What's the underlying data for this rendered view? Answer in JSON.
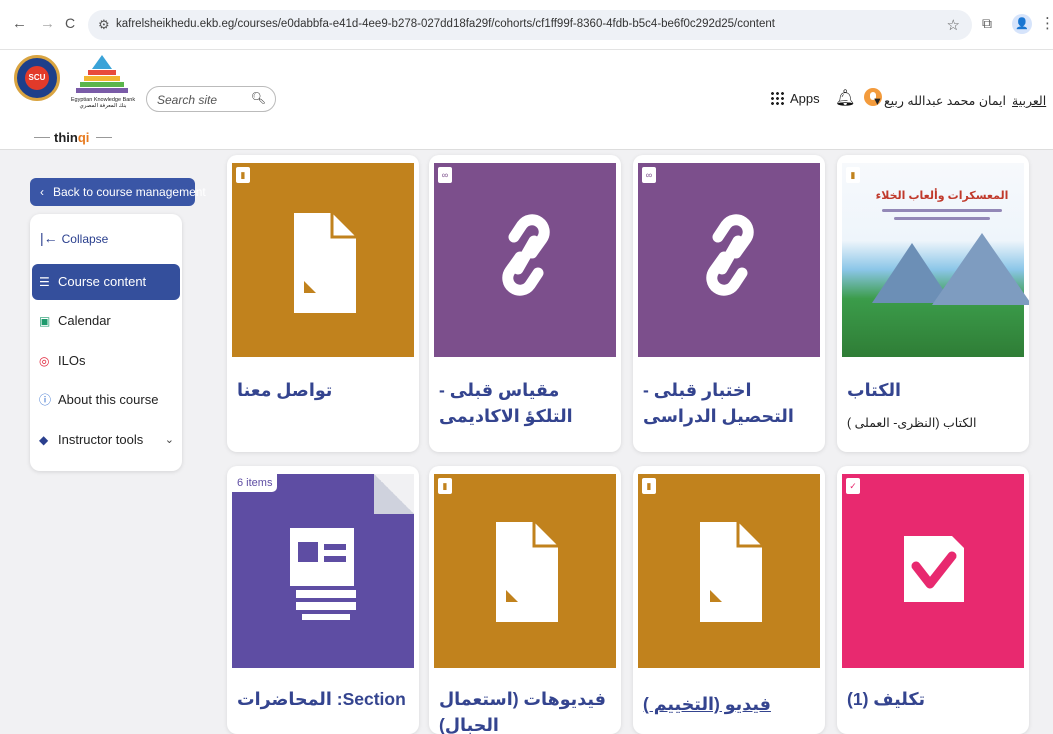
{
  "browser": {
    "url": "kafrelsheikhedu.ekb.eg/courses/e0dabbfa-e41d-4ee9-b278-027dd18fa29f/cohorts/cf1ff99f-8360-4fdb-b5c4-be6f0c292d25/content",
    "back_icon": "←",
    "forward_icon": "→",
    "reload_icon": "C",
    "profile_icon": "👤"
  },
  "header": {
    "ekb_caption_en": "Egyptian Knowledge Bank",
    "ekb_caption_ar": "بنك المعرفة المصري",
    "scu_text": "SCU",
    "thinqi_prefix": "thin",
    "thinqi_accent": "qi",
    "search_placeholder": "Search site",
    "apps_label": "Apps",
    "username": "ايمان محمد عبدالله ربيع",
    "language": "العربية"
  },
  "sidebar": {
    "back_label": "Back to course management",
    "collapse_label": "Collapse",
    "items": [
      {
        "label": "Course content",
        "icon": "document-list-icon",
        "active": true
      },
      {
        "label": "Calendar",
        "icon": "calendar-icon",
        "active": false
      },
      {
        "label": "ILOs",
        "icon": "target-icon",
        "active": false
      },
      {
        "label": "About this course",
        "icon": "info-icon",
        "active": false
      },
      {
        "label": "Instructor tools",
        "icon": "graduation-cap-icon",
        "active": false
      }
    ]
  },
  "cards": [
    {
      "title": "الكتاب",
      "subtitle": "الكتاب (النظرى- العملى )",
      "type_icon": "file-icon",
      "thumb": "book-cover",
      "book_title": "المعسكرات وألعاب الخلاء"
    },
    {
      "title": "اختبار قبلى - التحصيل الدراسى",
      "type_icon": "link-icon",
      "thumb": "link"
    },
    {
      "title": "مقياس قبلى - التلكؤ الاكاديمى",
      "type_icon": "link-icon",
      "thumb": "link"
    },
    {
      "title": "تواصل معنا",
      "type_icon": "file-icon",
      "thumb": "document"
    },
    {
      "title": "تكليف (1)",
      "type_icon": "assignment-icon",
      "thumb": "assignment"
    },
    {
      "title": "فيديو (التخييم )",
      "type_icon": "file-icon",
      "thumb": "document"
    },
    {
      "title": "فيديوهات (استعمال الحبال)",
      "type_icon": "file-icon",
      "thumb": "document"
    },
    {
      "title": "Section: المحاضرات",
      "items_label": "6 items",
      "thumb": "section"
    }
  ],
  "colors": {
    "primary": "#344f9c",
    "gold": "#c1821d",
    "purple": "#7c4f8c",
    "indigo": "#5e4da3",
    "pink": "#e8296f"
  }
}
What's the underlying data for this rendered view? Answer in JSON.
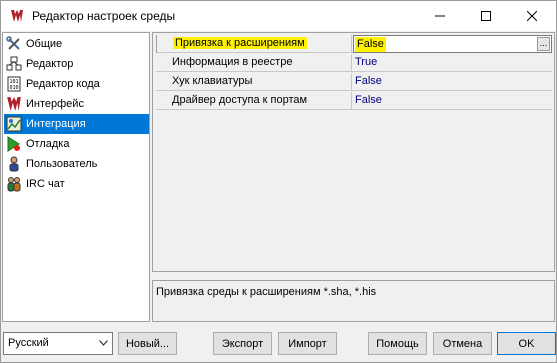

════════════════════

● REQUIREMENTS: Restate the listing above word for word, and skip the pictures.

● FULL RESPONSE:
What's the underlying data for this rendered view? Answer in JSON.
{
  "browser": {
    "url": "kafrelsheikhedu.ekb.eg/courses/e0dabbfa-e41d-4ee9-b278-027dd18fa29f/cohorts/cf1ff99f-8360-4fdb-b5c4-be6f0c292d25/content",
    "back_icon": "←",
    "forward_icon": "→",
    "reload_icon": "C",
    "profile_icon": "👤"
  },
  "header": {
    "ekb_caption_en": "Egyptian Knowledge Bank",
    "ekb_caption_ar": "بنك المعرفة المصري",
    "scu_text": "SCU",
    "thinqi_prefix": "thin",
    "thinqi_accent": "qi",
    "search_placeholder": "Search site",
    "apps_label": "Apps",
    "username": "ايمان محمد عبدالله ربيع",
    "language": "العربية"
  },
  "sidebar": {
    "back_label": "Back to course management",
    "collapse_label": "Collapse",
    "items": [
      {
        "label": "Course content",
        "icon": "document-list-icon",
        "active": true
      },
      {
        "label": "Calendar",
        "icon": "calendar-icon",
        "active": false
      },
      {
        "label": "ILOs",
        "icon": "target-icon",
        "active": false
      },
      {
        "label": "About this course",
        "icon": "info-icon",
        "active": false
      },
      {
        "label": "Instructor tools",
        "icon": "graduation-cap-icon",
        "active": false
      }
    ]
  },
  "cards": [
    {
      "title": "الكتاب",
      "subtitle": "الكتاب (النظرى- العملى )",
      "type_icon": "file-icon",
      "thumb": "book-cover",
      "book_title": "المعسكرات وألعاب الخلاء"
    },
    {
      "title": "اختبار قبلى - التحصيل الدراسى",
      "type_icon": "link-icon",
      "thumb": "link"
    },
    {
      "title": "مقياس قبلى - التلكؤ الاكاديمى",
      "type_icon": "link-icon",
      "thumb": "link"
    },
    {
      "title": "تواصل معنا",
      "type_icon": "file-icon",
      "thumb": "document"
    },
    {
      "title": "تكليف (1)",
      "type_icon": "assignment-icon",
      "thumb": "assignment"
    },
    {
      "title": "فيديو (التخييم )",
      "type_icon": "file-icon",
      "thumb": "document"
    },
    {
      "title": "فيديوهات (استعمال الحبال)",
      "type_icon": "file-icon",
      "thumb": "document"
    },
    {
      "title": "Section: المحاضرات",
      "items_label": "6 items",
      "thumb": "section"
    }
  ],
  "colors": {
    "primary": "#344f9c",
    "gold": "#c1821d",
    "purple": "#7c4f8c",
    "indigo": "#5e4da3",
    "pink": "#e8296f"
  }
}
What's the underlying data for this rendered view? Answer in JSON.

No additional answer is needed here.